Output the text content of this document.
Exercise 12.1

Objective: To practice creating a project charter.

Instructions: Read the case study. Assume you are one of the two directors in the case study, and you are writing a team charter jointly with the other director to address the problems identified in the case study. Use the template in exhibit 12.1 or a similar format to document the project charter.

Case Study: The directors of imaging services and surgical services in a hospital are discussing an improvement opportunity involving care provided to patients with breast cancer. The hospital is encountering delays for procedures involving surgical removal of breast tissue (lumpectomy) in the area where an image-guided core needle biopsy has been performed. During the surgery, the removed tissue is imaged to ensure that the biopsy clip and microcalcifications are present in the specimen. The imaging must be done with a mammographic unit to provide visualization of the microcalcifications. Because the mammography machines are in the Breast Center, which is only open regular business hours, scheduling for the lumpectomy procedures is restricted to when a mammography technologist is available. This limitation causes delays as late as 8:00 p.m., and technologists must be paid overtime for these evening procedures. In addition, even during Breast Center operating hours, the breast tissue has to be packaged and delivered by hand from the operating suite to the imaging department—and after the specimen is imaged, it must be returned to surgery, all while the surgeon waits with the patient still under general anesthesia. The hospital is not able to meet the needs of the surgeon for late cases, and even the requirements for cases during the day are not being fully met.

++++++

▶ What you have to do: Could you copy every record above exactly as written?

▶ The answer:
Output the text content of this document.
Exercise 12.1

Objective: To practice creating a project charter.

Instructions: Read the case study. Assume you are one of the two directors in the case study, and you are writing a team charter jointly with the other director to address the problems identified in the case study. Use the template in exhibit 12.1 or a similar format to document the project charter.

Case Study: The directors of imaging services and surgical services in a hospital are discussing an improvement opportunity involving care provided to patients with breast cancer. The hospital is encountering delays for procedures involving surgical removal of breast tissue (lumpectomy) in the area where an image-guided core needle biopsy has been performed. During the surgery, the removed tissue is imaged to ensure that the biopsy clip and microcalcifications are present in the specimen. The imaging must be done with a mammographic unit to provide visualization of the microcalcifications. Because the mammography machines are in the Breast Center, which is only open regular business hours, scheduling for the lumpectomy procedures is restricted to when a mammography technologist is available. This limitation causes delays as late as 8:00 p.m., and technologists must be paid overtime for these evening procedures. In addition, even during Breast Center operating hours, the breast tissue has to be packaged and delivered by hand from the operating suite to the imaging department—and after the specimen is imaged, it must be returned to surgery, all while the surgeon waits with the patient still under general anesthesia. The hospital is not able to meet the needs of the surgeon for late cases, and even the requirements for cases during the day are not being fully met.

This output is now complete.